[The task]: Write out each line that follows exactly as it stands, without the pictures.

[Records provided]:
**********

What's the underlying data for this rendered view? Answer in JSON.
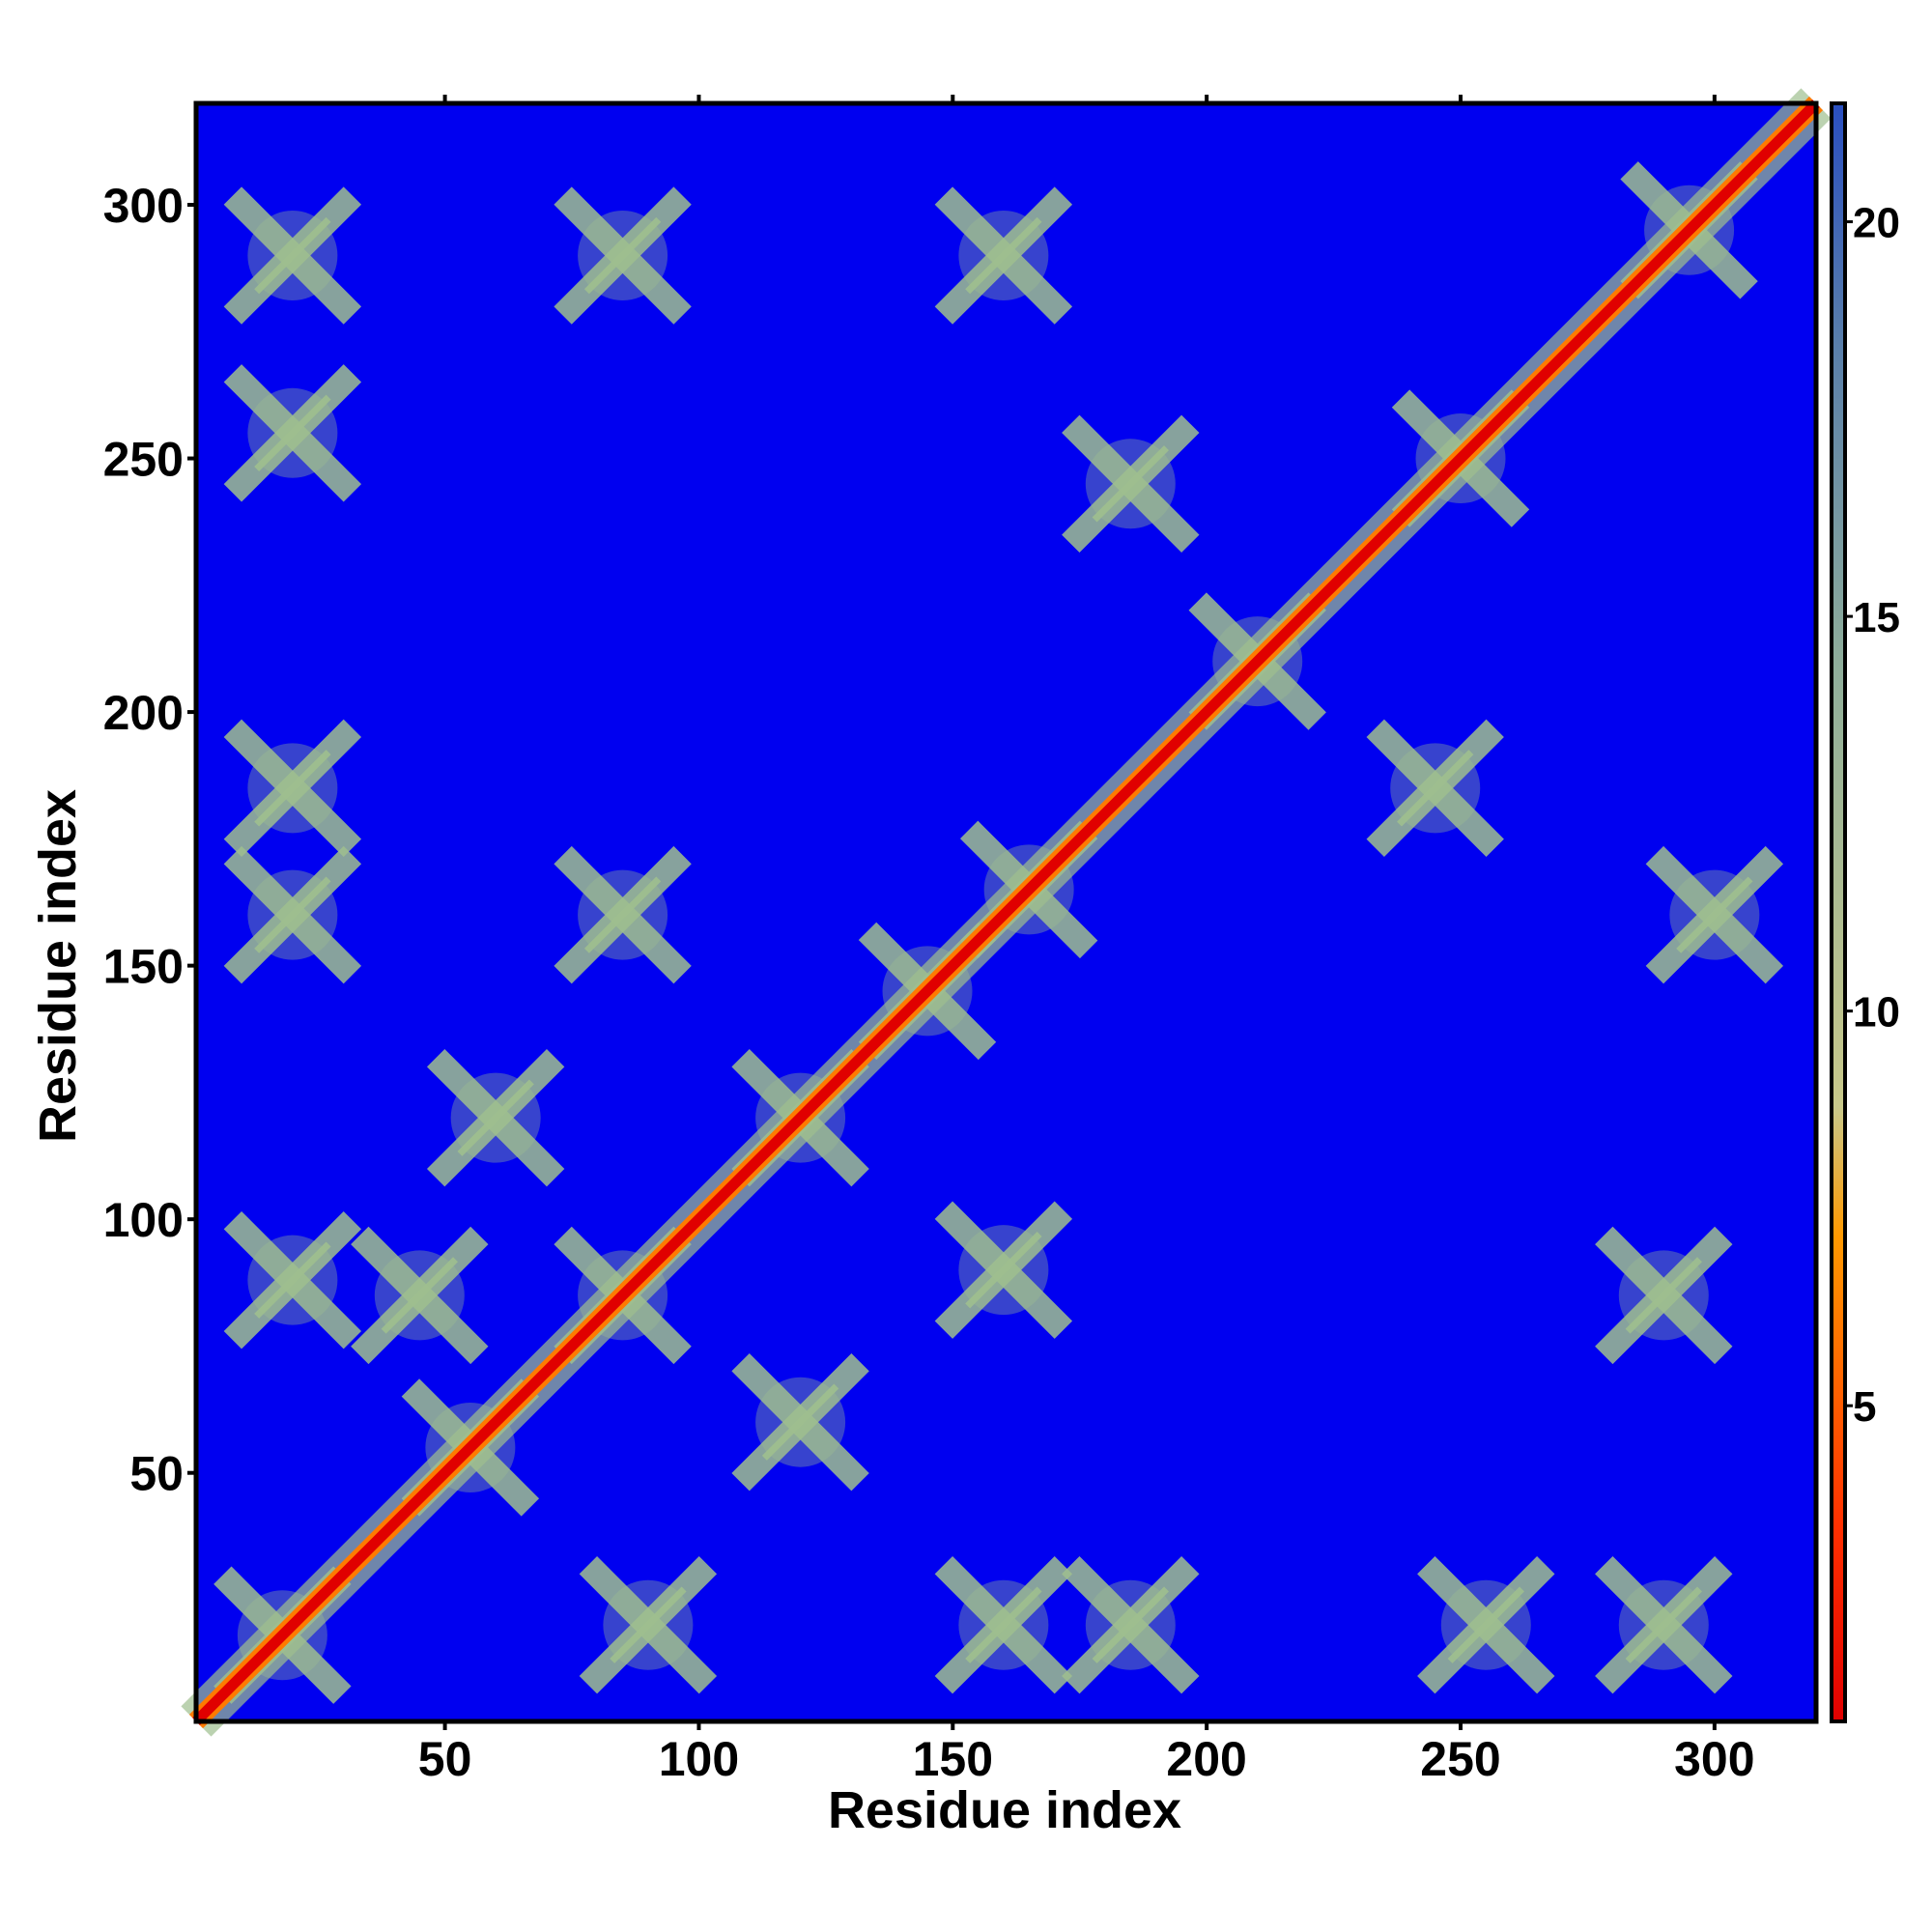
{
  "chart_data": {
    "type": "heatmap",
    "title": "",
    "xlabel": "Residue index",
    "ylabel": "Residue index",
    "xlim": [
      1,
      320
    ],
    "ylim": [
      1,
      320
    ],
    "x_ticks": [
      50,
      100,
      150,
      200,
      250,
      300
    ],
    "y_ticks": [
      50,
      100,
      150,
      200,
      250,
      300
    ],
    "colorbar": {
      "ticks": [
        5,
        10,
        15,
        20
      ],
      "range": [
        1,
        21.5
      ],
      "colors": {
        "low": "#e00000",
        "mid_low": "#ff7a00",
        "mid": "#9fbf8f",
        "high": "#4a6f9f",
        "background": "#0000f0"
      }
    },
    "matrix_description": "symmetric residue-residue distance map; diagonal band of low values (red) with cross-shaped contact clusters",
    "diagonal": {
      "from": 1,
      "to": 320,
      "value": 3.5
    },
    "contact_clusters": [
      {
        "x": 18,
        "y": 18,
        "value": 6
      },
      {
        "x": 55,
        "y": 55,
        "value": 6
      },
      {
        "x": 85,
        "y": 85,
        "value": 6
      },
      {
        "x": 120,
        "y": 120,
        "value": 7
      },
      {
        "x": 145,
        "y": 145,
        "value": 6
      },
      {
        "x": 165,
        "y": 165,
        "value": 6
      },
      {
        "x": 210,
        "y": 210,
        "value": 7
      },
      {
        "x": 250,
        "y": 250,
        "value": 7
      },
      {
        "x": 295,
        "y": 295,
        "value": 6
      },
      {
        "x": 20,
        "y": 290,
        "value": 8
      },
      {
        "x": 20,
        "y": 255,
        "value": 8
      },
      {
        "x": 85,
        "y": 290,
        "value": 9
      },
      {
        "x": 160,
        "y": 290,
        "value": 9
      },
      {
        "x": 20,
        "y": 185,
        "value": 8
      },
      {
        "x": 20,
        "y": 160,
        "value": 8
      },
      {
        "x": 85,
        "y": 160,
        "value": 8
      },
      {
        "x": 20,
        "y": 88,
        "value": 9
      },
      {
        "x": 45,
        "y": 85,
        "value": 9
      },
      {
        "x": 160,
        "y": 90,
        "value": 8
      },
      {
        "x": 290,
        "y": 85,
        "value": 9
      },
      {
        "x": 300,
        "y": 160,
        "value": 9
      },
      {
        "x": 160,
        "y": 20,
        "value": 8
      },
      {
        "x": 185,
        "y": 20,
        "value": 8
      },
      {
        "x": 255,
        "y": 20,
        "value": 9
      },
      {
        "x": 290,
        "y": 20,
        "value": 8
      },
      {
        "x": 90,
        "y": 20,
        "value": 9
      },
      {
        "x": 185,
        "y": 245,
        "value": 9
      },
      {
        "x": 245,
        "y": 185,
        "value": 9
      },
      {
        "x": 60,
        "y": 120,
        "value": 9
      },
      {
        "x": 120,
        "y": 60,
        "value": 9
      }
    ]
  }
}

**********

[Written answer]:
What's the underlying data for this rendered view? Answer in JSON.
{
  "chart_data": {
    "type": "heatmap",
    "title": "",
    "xlabel": "Residue index",
    "ylabel": "Residue index",
    "xlim": [
      1,
      320
    ],
    "ylim": [
      1,
      320
    ],
    "x_ticks": [
      50,
      100,
      150,
      200,
      250,
      300
    ],
    "y_ticks": [
      50,
      100,
      150,
      200,
      250,
      300
    ],
    "colorbar": {
      "ticks": [
        5,
        10,
        15,
        20
      ],
      "range": [
        1,
        21.5
      ],
      "colors": {
        "low": "#e00000",
        "mid_low": "#ff7a00",
        "mid": "#9fbf8f",
        "high": "#4a6f9f",
        "background": "#0000f0"
      }
    },
    "matrix_description": "symmetric residue-residue distance map; diagonal band of low values (red) with cross-shaped contact clusters",
    "diagonal": {
      "from": 1,
      "to": 320,
      "value": 3.5
    },
    "contact_clusters": [
      {
        "x": 18,
        "y": 18,
        "value": 6
      },
      {
        "x": 55,
        "y": 55,
        "value": 6
      },
      {
        "x": 85,
        "y": 85,
        "value": 6
      },
      {
        "x": 120,
        "y": 120,
        "value": 7
      },
      {
        "x": 145,
        "y": 145,
        "value": 6
      },
      {
        "x": 165,
        "y": 165,
        "value": 6
      },
      {
        "x": 210,
        "y": 210,
        "value": 7
      },
      {
        "x": 250,
        "y": 250,
        "value": 7
      },
      {
        "x": 295,
        "y": 295,
        "value": 6
      },
      {
        "x": 20,
        "y": 290,
        "value": 8
      },
      {
        "x": 20,
        "y": 255,
        "value": 8
      },
      {
        "x": 85,
        "y": 290,
        "value": 9
      },
      {
        "x": 160,
        "y": 290,
        "value": 9
      },
      {
        "x": 20,
        "y": 185,
        "value": 8
      },
      {
        "x": 20,
        "y": 160,
        "value": 8
      },
      {
        "x": 85,
        "y": 160,
        "value": 8
      },
      {
        "x": 20,
        "y": 88,
        "value": 9
      },
      {
        "x": 45,
        "y": 85,
        "value": 9
      },
      {
        "x": 160,
        "y": 90,
        "value": 8
      },
      {
        "x": 290,
        "y": 85,
        "value": 9
      },
      {
        "x": 300,
        "y": 160,
        "value": 9
      },
      {
        "x": 160,
        "y": 20,
        "value": 8
      },
      {
        "x": 185,
        "y": 20,
        "value": 8
      },
      {
        "x": 255,
        "y": 20,
        "value": 9
      },
      {
        "x": 290,
        "y": 20,
        "value": 8
      },
      {
        "x": 90,
        "y": 20,
        "value": 9
      },
      {
        "x": 185,
        "y": 245,
        "value": 9
      },
      {
        "x": 245,
        "y": 185,
        "value": 9
      },
      {
        "x": 60,
        "y": 120,
        "value": 9
      },
      {
        "x": 120,
        "y": 60,
        "value": 9
      }
    ]
  }
}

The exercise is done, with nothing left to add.